### RECORDS FOR THE TASK

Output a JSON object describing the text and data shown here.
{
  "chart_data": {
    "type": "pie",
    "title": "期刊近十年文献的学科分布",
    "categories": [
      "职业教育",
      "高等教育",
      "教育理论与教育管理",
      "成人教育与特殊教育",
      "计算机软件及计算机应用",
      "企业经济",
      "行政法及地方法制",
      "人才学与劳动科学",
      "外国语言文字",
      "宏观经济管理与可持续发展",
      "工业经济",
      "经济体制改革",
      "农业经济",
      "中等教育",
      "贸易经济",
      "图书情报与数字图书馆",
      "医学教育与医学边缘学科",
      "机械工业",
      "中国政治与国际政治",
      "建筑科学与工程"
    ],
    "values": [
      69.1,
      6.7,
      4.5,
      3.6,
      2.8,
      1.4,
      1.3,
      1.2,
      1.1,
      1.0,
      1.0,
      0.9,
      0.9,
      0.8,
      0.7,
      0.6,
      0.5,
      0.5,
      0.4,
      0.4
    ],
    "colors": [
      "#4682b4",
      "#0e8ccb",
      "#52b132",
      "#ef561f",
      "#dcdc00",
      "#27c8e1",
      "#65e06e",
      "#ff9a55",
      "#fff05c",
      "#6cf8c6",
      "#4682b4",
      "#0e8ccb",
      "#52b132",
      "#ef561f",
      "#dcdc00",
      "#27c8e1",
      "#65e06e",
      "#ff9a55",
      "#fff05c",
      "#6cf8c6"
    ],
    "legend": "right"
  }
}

######

STATED GOAL: Write out every entry verbatim.

WORKED ANSWER:
Output a JSON object describing the text and data shown here.
{
  "chart_data": {
    "type": "pie",
    "title": "期刊近十年文献的学科分布",
    "categories": [
      "职业教育",
      "高等教育",
      "教育理论与教育管理",
      "成人教育与特殊教育",
      "计算机软件及计算机应用",
      "企业经济",
      "行政法及地方法制",
      "人才学与劳动科学",
      "外国语言文字",
      "宏观经济管理与可持续发展",
      "工业经济",
      "经济体制改革",
      "农业经济",
      "中等教育",
      "贸易经济",
      "图书情报与数字图书馆",
      "医学教育与医学边缘学科",
      "机械工业",
      "中国政治与国际政治",
      "建筑科学与工程"
    ],
    "values": [
      69.1,
      6.7,
      4.5,
      3.6,
      2.8,
      1.4,
      1.3,
      1.2,
      1.1,
      1.0,
      1.0,
      0.9,
      0.9,
      0.8,
      0.7,
      0.6,
      0.5,
      0.5,
      0.4,
      0.4
    ],
    "colors": [
      "#4682b4",
      "#0e8ccb",
      "#52b132",
      "#ef561f",
      "#dcdc00",
      "#27c8e1",
      "#65e06e",
      "#ff9a55",
      "#fff05c",
      "#6cf8c6",
      "#4682b4",
      "#0e8ccb",
      "#52b132",
      "#ef561f",
      "#dcdc00",
      "#27c8e1",
      "#65e06e",
      "#ff9a55",
      "#fff05c",
      "#6cf8c6"
    ],
    "legend": "right"
  }
}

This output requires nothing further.